----- INFORMATION GIVEN

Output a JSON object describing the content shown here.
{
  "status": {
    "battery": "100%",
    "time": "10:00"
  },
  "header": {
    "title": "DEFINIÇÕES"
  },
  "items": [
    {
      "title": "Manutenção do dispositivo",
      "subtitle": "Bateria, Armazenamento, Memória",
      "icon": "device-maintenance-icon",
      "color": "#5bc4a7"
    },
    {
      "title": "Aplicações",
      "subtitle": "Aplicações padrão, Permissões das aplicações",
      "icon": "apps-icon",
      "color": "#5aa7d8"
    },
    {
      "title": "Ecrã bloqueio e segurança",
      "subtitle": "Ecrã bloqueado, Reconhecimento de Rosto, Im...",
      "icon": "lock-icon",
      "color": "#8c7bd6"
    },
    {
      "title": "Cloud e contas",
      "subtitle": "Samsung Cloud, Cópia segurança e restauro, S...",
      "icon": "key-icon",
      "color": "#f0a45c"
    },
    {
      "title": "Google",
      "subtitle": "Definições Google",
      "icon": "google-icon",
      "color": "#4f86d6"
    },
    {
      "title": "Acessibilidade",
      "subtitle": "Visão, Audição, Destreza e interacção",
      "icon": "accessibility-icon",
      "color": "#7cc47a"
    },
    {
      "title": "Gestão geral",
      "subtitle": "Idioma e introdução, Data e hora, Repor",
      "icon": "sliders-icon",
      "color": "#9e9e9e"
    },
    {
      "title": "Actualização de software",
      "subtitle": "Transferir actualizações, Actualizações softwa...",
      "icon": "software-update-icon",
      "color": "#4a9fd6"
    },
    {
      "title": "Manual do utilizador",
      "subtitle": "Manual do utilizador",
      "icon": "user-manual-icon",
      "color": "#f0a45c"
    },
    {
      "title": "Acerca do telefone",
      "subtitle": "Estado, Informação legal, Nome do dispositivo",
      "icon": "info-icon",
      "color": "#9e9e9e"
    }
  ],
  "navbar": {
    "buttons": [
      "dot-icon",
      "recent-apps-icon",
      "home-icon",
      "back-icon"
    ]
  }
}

----------

Filter the entries above down to the lines containing the word "Cloud".

-- COMPLETE OUTPUT --
      "title": "Cloud e contas",
      "subtitle": "Samsung Cloud, Cópia segurança e restauro, S...",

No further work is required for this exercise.